> [Task objective] The lines to extract start at the one containing "Give me the" and end with the last line; give them exactly and nothing more.

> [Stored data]
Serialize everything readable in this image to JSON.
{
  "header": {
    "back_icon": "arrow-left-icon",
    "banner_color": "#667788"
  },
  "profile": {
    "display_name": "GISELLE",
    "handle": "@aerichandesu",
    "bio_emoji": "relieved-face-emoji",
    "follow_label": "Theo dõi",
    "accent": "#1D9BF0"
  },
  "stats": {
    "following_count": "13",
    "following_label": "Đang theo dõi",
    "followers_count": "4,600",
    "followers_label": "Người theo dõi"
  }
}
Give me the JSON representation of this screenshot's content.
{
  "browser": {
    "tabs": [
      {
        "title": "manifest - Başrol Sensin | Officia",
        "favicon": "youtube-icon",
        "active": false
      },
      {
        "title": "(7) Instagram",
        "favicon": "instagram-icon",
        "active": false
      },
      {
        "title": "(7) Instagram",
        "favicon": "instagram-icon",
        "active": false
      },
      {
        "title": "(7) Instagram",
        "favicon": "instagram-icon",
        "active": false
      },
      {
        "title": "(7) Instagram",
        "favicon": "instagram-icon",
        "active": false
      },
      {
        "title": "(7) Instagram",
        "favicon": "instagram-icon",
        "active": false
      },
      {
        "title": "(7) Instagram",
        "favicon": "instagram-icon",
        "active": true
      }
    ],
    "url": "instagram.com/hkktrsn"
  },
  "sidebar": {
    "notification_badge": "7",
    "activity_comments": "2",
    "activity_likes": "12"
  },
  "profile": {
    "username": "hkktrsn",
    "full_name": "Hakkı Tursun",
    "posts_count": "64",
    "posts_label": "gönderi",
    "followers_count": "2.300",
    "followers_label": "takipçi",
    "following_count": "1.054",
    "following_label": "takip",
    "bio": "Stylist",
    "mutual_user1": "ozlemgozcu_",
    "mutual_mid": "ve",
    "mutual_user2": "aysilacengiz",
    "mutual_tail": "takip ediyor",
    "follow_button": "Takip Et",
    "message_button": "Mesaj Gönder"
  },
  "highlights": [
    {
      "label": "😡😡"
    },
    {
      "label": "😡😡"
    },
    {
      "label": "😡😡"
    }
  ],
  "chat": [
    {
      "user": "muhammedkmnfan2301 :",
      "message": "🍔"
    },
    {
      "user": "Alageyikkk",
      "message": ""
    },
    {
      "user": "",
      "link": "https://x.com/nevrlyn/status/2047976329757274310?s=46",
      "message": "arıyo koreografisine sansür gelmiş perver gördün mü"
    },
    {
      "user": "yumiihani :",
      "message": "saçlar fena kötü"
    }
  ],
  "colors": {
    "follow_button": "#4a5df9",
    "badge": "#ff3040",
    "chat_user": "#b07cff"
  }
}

> [Task response]
Give me the JSON representation of this screenshot's content.
{
  "browser": {
    "tabs": [
      {
        "title": "manifest - Başrol Sensin | Officia",
        "favicon": "youtube-icon",
        "active": false
      },
      {
        "title": "(7) Instagram",
        "favicon": "instagram-icon",
        "active": false
      },
      {
        "title": "(7) Instagram",
        "favicon": "instagram-icon",
        "active": false
      },
      {
        "title": "(7) Instagram",
        "favicon": "instagram-icon",
        "active": false
      },
      {
        "title": "(7) Instagram",
        "favicon": "instagram-icon",
        "active": false
      },
      {
        "title": "(7) Instagram",
        "favicon": "instagram-icon",
        "active": false
      },
      {
        "title": "(7) Instagram",
        "favicon": "instagram-icon",
        "active": true
      }
    ],
    "url": "instagram.com/hkktrsn"
  },
  "sidebar": {
    "notification_badge": "7",
    "activity_comments": "2",
    "activity_likes": "12"
  },
  "profile": {
    "username": "hkktrsn",
    "full_name": "Hakkı Tursun",
    "posts_count": "64",
    "posts_label": "gönderi",
    "followers_count": "2.300",
    "followers_label": "takipçi",
    "following_count": "1.054",
    "following_label": "takip",
    "bio": "Stylist",
    "mutual_user1": "ozlemgozcu_",
    "mutual_mid": "ve",
    "mutual_user2": "aysilacengiz",
    "mutual_tail": "takip ediyor",
    "follow_button": "Takip Et",
    "message_button": "Mesaj Gönder"
  },
  "highlights": [
    {
      "label": "😡😡"
    },
    {
      "label": "😡😡"
    },
    {
      "label": "😡😡"
    }
  ],
  "chat": [
    {
      "user": "muhammedkmnfan2301 :",
      "message": "🍔"
    },
    {
      "user": "Alageyikkk",
      "message": ""
    },
    {
      "user": "",
      "link": "https://x.com/nevrlyn/status/2047976329757274310?s=46",
      "message": "arıyo koreografisine sansür gelmiş perver gördün mü"
    },
    {
      "user": "yumiihani :",
      "message": "saçlar fena kötü"
    }
  ],
  "colors": {
    "follow_button": "#4a5df9",
    "badge": "#ff3040",
    "chat_user": "#b07cff"
  }
}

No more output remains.